──────── EXERCISE INPUTS

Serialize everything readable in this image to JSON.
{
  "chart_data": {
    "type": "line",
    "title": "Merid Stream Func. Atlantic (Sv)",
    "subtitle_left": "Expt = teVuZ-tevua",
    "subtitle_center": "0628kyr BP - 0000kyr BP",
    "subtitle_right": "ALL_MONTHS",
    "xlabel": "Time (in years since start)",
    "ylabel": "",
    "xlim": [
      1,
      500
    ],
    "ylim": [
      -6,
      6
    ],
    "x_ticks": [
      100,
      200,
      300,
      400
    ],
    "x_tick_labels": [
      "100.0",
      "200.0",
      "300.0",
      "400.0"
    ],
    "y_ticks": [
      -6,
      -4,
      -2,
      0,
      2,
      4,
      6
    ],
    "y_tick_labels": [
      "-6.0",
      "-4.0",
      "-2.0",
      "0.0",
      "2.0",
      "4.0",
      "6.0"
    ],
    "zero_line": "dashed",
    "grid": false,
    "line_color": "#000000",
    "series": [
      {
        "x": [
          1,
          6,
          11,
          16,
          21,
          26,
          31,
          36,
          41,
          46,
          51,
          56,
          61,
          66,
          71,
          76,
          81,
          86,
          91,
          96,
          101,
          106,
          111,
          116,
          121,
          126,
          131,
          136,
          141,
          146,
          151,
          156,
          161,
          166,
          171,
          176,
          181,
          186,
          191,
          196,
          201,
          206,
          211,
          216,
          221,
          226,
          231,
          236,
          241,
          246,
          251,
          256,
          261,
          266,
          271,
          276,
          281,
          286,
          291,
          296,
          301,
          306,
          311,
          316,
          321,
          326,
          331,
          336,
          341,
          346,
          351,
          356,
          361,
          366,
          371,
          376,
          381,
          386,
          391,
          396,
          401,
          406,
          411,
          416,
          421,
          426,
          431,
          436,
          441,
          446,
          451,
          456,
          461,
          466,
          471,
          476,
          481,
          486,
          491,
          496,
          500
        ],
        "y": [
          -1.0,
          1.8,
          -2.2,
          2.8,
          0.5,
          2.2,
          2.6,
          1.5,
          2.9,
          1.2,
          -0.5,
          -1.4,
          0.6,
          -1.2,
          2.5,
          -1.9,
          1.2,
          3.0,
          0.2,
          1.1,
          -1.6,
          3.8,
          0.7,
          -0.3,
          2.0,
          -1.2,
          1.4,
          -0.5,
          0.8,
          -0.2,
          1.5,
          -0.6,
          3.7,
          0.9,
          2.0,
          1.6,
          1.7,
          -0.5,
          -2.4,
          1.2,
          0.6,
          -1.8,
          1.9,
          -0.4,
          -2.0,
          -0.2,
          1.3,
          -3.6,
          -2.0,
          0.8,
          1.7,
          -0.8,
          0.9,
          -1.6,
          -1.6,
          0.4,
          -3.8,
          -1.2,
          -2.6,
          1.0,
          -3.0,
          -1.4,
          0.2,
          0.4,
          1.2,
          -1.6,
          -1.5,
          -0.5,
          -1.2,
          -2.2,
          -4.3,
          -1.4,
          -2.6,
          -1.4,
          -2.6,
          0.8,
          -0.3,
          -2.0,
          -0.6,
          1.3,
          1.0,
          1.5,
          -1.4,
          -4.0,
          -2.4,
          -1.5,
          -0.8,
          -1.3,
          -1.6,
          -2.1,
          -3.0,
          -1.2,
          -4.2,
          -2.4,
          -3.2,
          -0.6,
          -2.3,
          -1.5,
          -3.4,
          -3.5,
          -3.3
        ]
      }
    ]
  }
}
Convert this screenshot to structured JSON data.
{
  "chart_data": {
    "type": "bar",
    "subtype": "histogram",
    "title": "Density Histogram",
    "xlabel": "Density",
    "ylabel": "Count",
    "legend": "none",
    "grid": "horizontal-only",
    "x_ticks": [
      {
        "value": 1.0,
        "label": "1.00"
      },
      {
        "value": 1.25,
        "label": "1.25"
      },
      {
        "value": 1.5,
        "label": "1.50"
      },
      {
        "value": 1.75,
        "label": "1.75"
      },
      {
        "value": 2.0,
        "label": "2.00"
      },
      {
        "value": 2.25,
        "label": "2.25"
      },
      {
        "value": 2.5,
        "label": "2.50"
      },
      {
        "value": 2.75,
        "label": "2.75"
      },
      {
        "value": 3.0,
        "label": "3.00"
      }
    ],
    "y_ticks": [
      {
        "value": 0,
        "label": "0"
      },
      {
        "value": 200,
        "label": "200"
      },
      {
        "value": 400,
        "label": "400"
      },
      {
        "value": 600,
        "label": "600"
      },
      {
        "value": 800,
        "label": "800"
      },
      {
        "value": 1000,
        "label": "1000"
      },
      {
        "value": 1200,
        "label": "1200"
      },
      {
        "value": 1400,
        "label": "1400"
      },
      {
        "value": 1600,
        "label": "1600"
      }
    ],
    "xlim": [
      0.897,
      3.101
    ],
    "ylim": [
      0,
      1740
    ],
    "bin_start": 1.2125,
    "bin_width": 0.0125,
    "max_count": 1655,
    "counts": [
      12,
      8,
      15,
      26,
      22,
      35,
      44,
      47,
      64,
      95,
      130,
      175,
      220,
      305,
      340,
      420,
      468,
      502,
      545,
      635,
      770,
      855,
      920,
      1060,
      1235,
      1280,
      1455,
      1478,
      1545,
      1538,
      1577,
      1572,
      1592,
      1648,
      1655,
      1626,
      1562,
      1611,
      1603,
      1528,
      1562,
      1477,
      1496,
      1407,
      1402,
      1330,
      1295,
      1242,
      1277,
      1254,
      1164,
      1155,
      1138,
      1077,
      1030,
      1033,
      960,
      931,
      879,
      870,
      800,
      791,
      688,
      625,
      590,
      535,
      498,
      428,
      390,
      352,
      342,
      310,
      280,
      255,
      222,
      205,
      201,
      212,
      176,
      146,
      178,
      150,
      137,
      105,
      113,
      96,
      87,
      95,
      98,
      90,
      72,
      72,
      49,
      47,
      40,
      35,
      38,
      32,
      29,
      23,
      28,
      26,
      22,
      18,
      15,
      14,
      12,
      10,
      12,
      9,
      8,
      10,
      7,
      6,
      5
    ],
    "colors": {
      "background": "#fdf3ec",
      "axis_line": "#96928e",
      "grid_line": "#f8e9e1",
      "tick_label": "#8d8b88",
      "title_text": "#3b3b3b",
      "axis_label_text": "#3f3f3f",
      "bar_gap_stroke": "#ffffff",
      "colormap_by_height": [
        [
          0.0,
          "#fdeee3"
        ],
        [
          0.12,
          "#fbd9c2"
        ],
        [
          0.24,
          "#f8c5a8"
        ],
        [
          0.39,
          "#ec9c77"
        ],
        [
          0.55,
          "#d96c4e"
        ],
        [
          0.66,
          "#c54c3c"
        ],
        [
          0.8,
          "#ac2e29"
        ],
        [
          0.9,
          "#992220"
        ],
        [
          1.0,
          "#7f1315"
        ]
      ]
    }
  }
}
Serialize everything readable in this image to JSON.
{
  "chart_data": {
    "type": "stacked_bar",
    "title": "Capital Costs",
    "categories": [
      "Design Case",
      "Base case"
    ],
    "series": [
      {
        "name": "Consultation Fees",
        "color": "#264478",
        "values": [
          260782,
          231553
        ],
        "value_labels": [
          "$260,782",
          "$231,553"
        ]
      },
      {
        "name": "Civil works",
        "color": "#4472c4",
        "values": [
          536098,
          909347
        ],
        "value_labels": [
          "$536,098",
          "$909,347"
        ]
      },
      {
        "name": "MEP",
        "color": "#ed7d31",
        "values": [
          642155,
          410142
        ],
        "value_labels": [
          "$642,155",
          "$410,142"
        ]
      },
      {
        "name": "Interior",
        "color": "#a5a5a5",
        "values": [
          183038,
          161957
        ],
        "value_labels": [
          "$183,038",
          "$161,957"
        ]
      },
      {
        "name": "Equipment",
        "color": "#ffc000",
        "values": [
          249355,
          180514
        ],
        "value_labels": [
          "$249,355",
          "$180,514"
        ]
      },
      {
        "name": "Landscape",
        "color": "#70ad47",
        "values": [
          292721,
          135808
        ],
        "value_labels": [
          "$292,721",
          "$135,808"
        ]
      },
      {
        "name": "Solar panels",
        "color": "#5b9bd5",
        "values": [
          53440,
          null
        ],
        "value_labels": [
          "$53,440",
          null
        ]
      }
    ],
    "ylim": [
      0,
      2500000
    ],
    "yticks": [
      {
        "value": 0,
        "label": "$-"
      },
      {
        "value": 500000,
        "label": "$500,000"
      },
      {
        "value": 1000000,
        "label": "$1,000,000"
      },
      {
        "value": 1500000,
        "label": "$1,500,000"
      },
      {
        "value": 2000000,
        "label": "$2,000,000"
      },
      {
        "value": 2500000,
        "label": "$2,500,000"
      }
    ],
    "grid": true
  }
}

────────────────

*WRITTEN REQUEST:* From the data, pick out every line that includes "name".

*ANSWER FOR THE TASK:*
        "name": "Consultation Fees",
        "name": "Civil works",
        "name": "MEP",
        "name": "Interior",
        "name": "Equipment",
        "name": "Landscape",
        "name": "Solar panels",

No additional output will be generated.